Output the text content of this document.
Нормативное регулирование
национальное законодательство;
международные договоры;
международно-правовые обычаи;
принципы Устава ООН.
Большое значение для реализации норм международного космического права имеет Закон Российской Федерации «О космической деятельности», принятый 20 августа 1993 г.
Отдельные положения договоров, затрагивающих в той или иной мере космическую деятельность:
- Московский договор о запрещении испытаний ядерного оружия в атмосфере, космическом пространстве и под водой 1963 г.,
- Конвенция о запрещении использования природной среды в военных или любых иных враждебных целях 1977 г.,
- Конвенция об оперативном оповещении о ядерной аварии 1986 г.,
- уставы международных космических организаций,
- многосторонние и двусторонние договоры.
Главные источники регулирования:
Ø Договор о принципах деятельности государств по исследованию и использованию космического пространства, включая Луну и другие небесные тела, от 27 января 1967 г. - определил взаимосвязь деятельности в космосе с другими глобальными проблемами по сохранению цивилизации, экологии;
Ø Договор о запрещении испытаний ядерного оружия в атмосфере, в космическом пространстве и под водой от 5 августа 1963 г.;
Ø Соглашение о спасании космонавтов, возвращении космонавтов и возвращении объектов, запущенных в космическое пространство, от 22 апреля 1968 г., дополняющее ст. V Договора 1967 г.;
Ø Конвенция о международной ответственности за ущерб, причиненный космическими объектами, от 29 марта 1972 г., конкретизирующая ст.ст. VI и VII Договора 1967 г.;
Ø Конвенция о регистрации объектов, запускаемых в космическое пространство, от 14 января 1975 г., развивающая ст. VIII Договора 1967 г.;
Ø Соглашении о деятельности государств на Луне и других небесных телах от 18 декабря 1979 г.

...

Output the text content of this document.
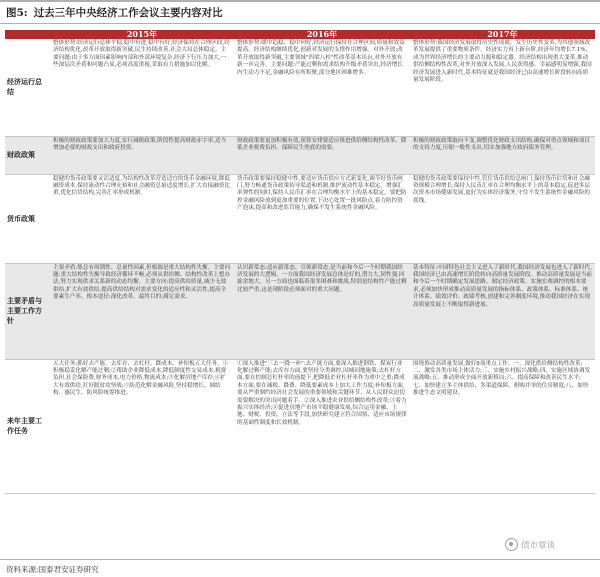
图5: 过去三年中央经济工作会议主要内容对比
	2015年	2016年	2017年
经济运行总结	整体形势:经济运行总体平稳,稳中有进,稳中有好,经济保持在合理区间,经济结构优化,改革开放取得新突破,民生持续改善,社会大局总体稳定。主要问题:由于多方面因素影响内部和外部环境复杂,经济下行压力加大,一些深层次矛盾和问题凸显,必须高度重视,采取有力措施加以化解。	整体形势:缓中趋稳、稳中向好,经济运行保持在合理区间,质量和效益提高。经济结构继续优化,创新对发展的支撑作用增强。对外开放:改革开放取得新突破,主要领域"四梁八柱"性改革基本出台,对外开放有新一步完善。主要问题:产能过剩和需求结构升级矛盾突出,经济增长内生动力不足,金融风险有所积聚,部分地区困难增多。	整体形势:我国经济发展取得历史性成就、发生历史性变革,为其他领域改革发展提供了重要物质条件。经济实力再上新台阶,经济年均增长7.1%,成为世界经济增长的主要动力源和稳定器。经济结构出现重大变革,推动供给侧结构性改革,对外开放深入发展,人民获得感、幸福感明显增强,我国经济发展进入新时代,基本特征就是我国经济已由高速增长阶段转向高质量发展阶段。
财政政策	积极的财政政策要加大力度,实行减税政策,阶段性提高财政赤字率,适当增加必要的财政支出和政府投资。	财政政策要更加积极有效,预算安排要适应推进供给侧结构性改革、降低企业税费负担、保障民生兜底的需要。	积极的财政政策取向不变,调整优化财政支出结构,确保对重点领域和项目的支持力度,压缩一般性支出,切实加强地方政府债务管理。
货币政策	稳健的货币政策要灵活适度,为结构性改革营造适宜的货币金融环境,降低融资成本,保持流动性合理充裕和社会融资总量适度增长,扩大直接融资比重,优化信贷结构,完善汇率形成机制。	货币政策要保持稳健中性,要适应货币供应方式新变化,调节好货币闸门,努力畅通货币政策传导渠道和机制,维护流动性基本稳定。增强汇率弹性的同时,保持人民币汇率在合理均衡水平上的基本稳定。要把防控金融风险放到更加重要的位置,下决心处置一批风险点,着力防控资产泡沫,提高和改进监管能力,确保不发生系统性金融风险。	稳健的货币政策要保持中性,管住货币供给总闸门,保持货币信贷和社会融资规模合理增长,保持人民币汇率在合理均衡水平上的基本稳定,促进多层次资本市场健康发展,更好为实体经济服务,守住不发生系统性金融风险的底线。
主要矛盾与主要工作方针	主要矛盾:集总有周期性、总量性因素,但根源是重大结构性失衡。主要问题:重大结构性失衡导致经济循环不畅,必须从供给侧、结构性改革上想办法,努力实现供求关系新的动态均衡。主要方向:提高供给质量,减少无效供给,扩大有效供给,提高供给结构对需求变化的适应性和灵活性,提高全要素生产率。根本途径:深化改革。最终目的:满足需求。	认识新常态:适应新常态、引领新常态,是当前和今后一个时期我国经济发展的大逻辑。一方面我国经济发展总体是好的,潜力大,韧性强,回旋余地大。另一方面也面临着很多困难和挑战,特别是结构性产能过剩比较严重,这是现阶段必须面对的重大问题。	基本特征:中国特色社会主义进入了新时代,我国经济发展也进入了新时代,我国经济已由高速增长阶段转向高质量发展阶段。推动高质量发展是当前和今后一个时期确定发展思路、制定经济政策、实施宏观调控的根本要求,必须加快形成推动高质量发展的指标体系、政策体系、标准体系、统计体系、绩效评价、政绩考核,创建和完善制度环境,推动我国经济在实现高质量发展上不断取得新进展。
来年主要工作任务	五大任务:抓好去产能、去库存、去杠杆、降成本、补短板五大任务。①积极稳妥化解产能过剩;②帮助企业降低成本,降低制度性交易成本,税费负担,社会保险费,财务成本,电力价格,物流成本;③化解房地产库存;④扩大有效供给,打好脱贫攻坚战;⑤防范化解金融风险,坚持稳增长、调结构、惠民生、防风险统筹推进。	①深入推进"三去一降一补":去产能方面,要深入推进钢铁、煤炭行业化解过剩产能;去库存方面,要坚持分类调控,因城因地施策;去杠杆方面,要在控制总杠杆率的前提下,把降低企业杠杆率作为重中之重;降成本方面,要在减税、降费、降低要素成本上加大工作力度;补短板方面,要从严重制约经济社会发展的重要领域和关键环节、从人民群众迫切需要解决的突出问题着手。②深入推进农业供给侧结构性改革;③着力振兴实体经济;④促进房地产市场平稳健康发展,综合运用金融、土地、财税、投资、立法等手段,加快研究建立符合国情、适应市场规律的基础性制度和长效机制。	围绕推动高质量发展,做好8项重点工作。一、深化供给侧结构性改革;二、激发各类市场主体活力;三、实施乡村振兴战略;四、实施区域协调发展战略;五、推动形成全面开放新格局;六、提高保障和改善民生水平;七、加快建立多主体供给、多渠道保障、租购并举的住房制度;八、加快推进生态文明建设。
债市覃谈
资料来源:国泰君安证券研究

• [EXERCISE BRIEF]:
Extract every line that has the string "атмосфере" in it.

• [WRITTEN ANSWER]:
- Московский договор о запрещении испытаний ядерного оружия в атмосфере, космическом пространстве и под водой 1963 г.,
Ø Договор о запрещении испытаний ядерного оружия в атмосфере, в космическом пространстве и под водой от 5 августа 1963 г.;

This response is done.